RECORDS SUPPLIED:
:::::
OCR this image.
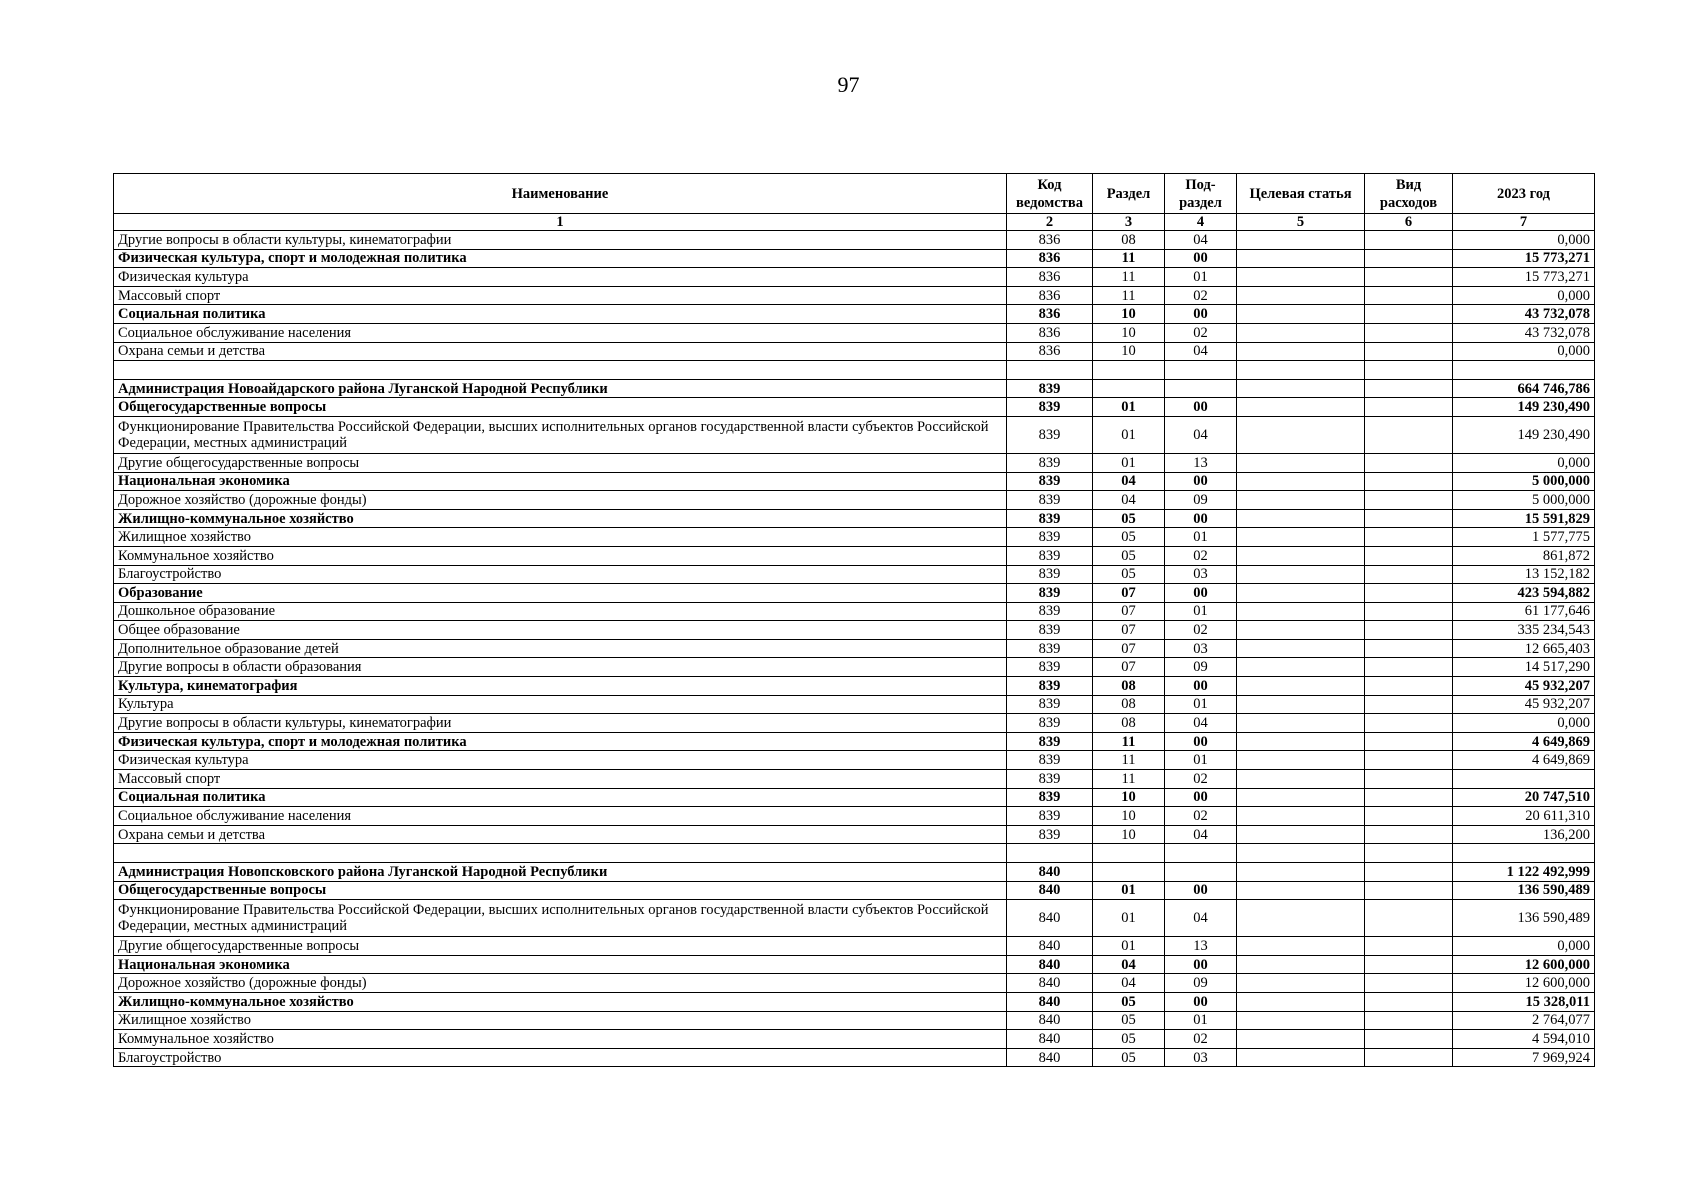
97
Наименование	Код ведомства	Раздел	Под-раздел	Целевая статья	Вид расходов	2023 год
1	2	3	4	5	6	7
Другие вопросы в области культуры, кинематографии	836	08	04			0,000
Физическая культура, спорт и молодежная политика	836	11	00			15 773,271
Физическая культура	836	11	01			15 773,271
Массовый спорт	836	11	02			0,000
Социальная политика	836	10	00			43 732,078
Социальное обслуживание населения	836	10	02			43 732,078
Охрана семьи и детства	836	10	04			0,000

Администрация Новоайдарского района Луганской Народной Республики	839					664 746,786
Общегосударственные вопросы	839	01	00			149 230,490
Функционирование Правительства Российской Федерации, высших исполнительных органов государственной власти субъектов Российской Федерации, местных администраций	839	01	04			149 230,490
Другие общегосударственные вопросы	839	01	13			0,000
Национальная экономика	839	04	00			5 000,000
Дорожное хозяйство (дорожные фонды)	839	04	09			5 000,000
Жилищно-коммунальное хозяйство	839	05	00			15 591,829
Жилищное хозяйство	839	05	01			1 577,775
Коммунальное хозяйство	839	05	02			861,872
Благоустройство	839	05	03			13 152,182
Образование	839	07	00			423 594,882
Дошкольное образование	839	07	01			61 177,646
Общее образование	839	07	02			335 234,543
Дополнительное образование детей	839	07	03			12 665,403
Другие вопросы в области образования	839	07	09			14 517,290
Культура, кинематография	839	08	00			45 932,207
Культура	839	08	01			45 932,207
Другие вопросы в области культуры, кинематографии	839	08	04			0,000
Физическая культура, спорт и молодежная политика	839	11	00			4 649,869
Физическая культура	839	11	01			4 649,869
Массовый спорт	839	11	02			
Социальная политика	839	10	00			20 747,510
Социальное обслуживание населения	839	10	02			20 611,310
Охрана семьи и детства	839	10	04			136,200

Администрация Новопсковского района Луганской Народной Республики	840					1 122 492,999
Общегосударственные вопросы	840	01	00			136 590,489
Функционирование Правительства Российской Федерации, высших исполнительных органов государственной власти субъектов Российской Федерации, местных администраций	840	01	04			136 590,489
Другие общегосударственные вопросы	840	01	13			0,000
Национальная экономика	840	04	00			12 600,000
Дорожное хозяйство (дорожные фонды)	840	04	09			12 600,000
Жилищно-коммунальное хозяйство	840	05	00			15 328,011
Жилищное хозяйство	840	05	01			2 764,077
Коммунальное хозяйство	840	05	02			4 594,010
Благоустройство	840	05	03			7 969,924
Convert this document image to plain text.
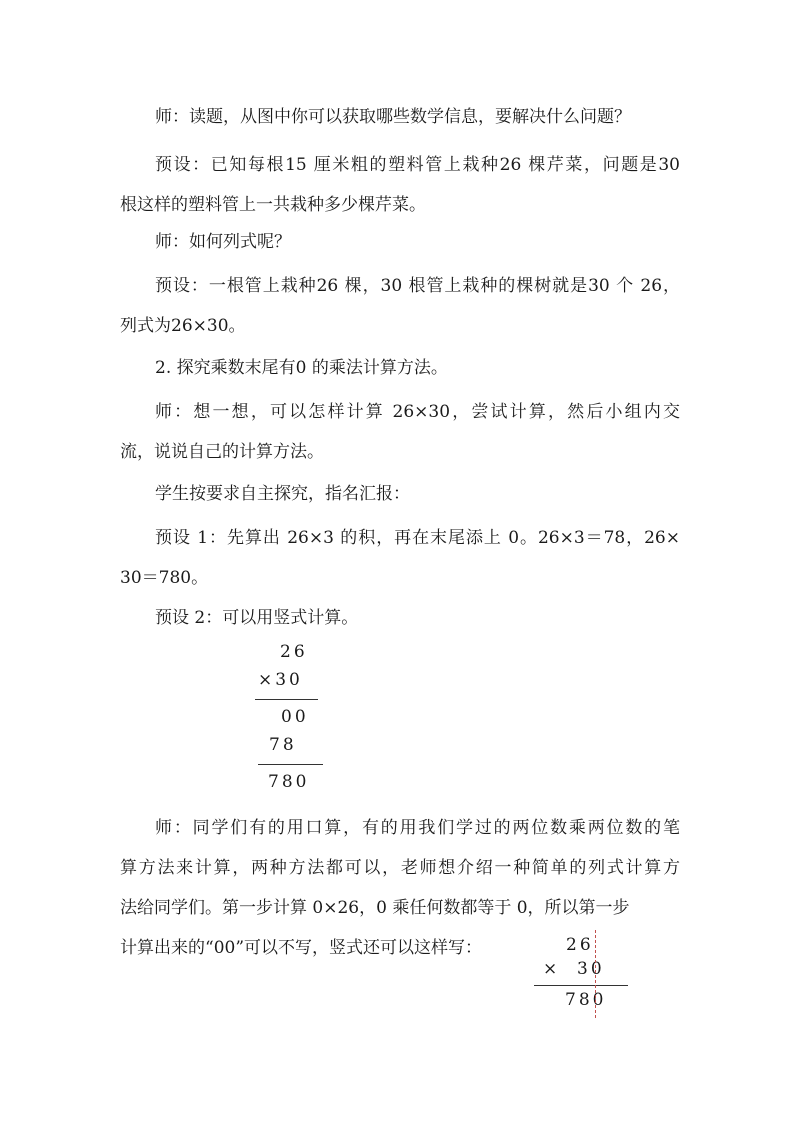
师：读题，从图中你可以获取哪些数学信息，要解决什么问题？
预设：已知每根15 厘米粗的塑料管上栽种26 棵芹菜，问题是30
根这样的塑料管上一共栽种多少棵芹菜。
师：如何列式呢？
预设：一根管上栽种26 棵，30 根管上栽种的棵树就是30 个 26，
列式为26×30。
2. 探究乘数末尾有0 的乘法计算方法。
师：想一想，可以怎样计算 26×30，尝试计算，然后小组内交
流，说说自己的计算方法。
学生按要求自主探究，指名汇报：
预设 1：先算出 26×3 的积，再在末尾添上 0。26×3＝78，26×
30＝780。
预设 2：可以用竖式计算。
26
×30
00
78
780
师：同学们有的用口算，有的用我们学过的两位数乘两位数的笔
算方法来计算，两种方法都可以，老师想介绍一种简单的列式计算方
法给同学们。第一步计算 0×26，0 乘任何数都等于 0，所以第一步
计算出来的“00”可以不写，竖式还可以这样写：	26
×  30
780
:::::
DIRECTIONS:
Write out an exact copy of the lines beginning at the line that contains "Convert this document image to plain text." and ending at the last line of the listing. Exclude pictures.

REPLY:
Convert this document image to plain text.
师：读题，从图中你可以获取哪些数学信息，要解决什么问题？
预设：已知每根15 厘米粗的塑料管上栽种26 棵芹菜，问题是30
根这样的塑料管上一共栽种多少棵芹菜。
师：如何列式呢？
预设：一根管上栽种26 棵，30 根管上栽种的棵树就是30 个 26，
列式为26×30。
2. 探究乘数末尾有0 的乘法计算方法。
师：想一想，可以怎样计算 26×30，尝试计算，然后小组内交
流，说说自己的计算方法。
学生按要求自主探究，指名汇报：
预设 1：先算出 26×3 的积，再在末尾添上 0。26×3＝78，26×
30＝780。
预设 2：可以用竖式计算。
26
×30
00
78
780
师：同学们有的用口算，有的用我们学过的两位数乘两位数的笔
算方法来计算，两种方法都可以，老师想介绍一种简单的列式计算方
法给同学们。第一步计算 0×26，0 乘任何数都等于 0，所以第一步
计算出来的“00”可以不写，竖式还可以这样写：	26
×  30
780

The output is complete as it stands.